**Aim of the exercise**
Return all entries word for word, but drop any images.

**Data rows**
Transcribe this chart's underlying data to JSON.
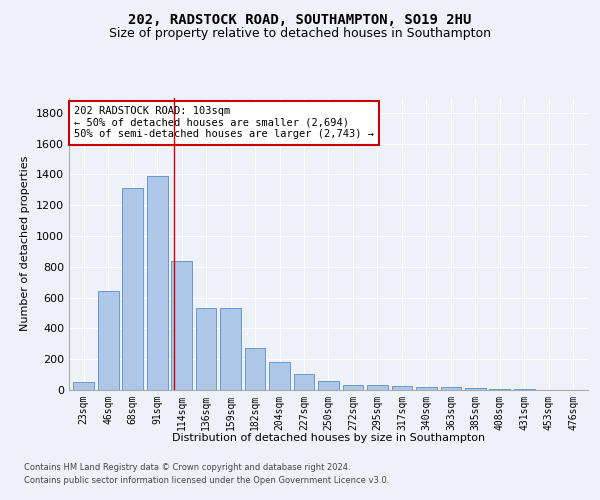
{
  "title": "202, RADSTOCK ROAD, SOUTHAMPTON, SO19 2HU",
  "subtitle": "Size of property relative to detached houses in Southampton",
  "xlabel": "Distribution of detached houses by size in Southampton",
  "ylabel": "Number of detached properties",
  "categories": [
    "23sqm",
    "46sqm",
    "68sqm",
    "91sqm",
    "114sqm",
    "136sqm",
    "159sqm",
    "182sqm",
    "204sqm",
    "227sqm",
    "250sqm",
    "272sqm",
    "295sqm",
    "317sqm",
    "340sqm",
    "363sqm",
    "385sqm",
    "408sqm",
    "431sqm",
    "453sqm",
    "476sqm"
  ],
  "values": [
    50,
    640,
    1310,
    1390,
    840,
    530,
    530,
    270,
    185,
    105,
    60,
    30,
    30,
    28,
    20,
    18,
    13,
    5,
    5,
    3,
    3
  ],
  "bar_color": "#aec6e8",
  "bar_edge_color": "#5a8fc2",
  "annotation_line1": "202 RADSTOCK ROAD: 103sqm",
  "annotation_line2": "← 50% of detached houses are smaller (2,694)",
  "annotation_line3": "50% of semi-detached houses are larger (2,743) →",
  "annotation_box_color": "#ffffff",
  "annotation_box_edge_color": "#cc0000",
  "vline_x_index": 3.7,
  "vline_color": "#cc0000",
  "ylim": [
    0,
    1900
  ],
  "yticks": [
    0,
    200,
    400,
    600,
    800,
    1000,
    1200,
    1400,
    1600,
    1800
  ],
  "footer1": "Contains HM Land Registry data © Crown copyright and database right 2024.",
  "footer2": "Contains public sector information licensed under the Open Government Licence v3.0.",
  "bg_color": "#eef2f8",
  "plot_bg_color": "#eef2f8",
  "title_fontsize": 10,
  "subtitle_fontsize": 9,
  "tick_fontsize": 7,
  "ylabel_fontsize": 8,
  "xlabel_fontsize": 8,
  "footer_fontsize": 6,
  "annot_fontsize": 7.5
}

**In response**
Transcribe this chart's underlying data to JSON.
{
  "title": "202, RADSTOCK ROAD, SOUTHAMPTON, SO19 2HU",
  "subtitle": "Size of property relative to detached houses in Southampton",
  "xlabel": "Distribution of detached houses by size in Southampton",
  "ylabel": "Number of detached properties",
  "categories": [
    "23sqm",
    "46sqm",
    "68sqm",
    "91sqm",
    "114sqm",
    "136sqm",
    "159sqm",
    "182sqm",
    "204sqm",
    "227sqm",
    "250sqm",
    "272sqm",
    "295sqm",
    "317sqm",
    "340sqm",
    "363sqm",
    "385sqm",
    "408sqm",
    "431sqm",
    "453sqm",
    "476sqm"
  ],
  "values": [
    50,
    640,
    1310,
    1390,
    840,
    530,
    530,
    270,
    185,
    105,
    60,
    30,
    30,
    28,
    20,
    18,
    13,
    5,
    5,
    3,
    3
  ],
  "bar_color": "#aec6e8",
  "bar_edge_color": "#5a8fc2",
  "annotation_line1": "202 RADSTOCK ROAD: 103sqm",
  "annotation_line2": "← 50% of detached houses are smaller (2,694)",
  "annotation_line3": "50% of semi-detached houses are larger (2,743) →",
  "annotation_box_color": "#ffffff",
  "annotation_box_edge_color": "#cc0000",
  "vline_x_index": 3.7,
  "vline_color": "#cc0000",
  "ylim": [
    0,
    1900
  ],
  "yticks": [
    0,
    200,
    400,
    600,
    800,
    1000,
    1200,
    1400,
    1600,
    1800
  ],
  "footer1": "Contains HM Land Registry data © Crown copyright and database right 2024.",
  "footer2": "Contains public sector information licensed under the Open Government Licence v3.0.",
  "bg_color": "#eef2f8",
  "plot_bg_color": "#eef2f8",
  "title_fontsize": 10,
  "subtitle_fontsize": 9,
  "tick_fontsize": 7,
  "ylabel_fontsize": 8,
  "xlabel_fontsize": 8,
  "footer_fontsize": 6,
  "annot_fontsize": 7.5
}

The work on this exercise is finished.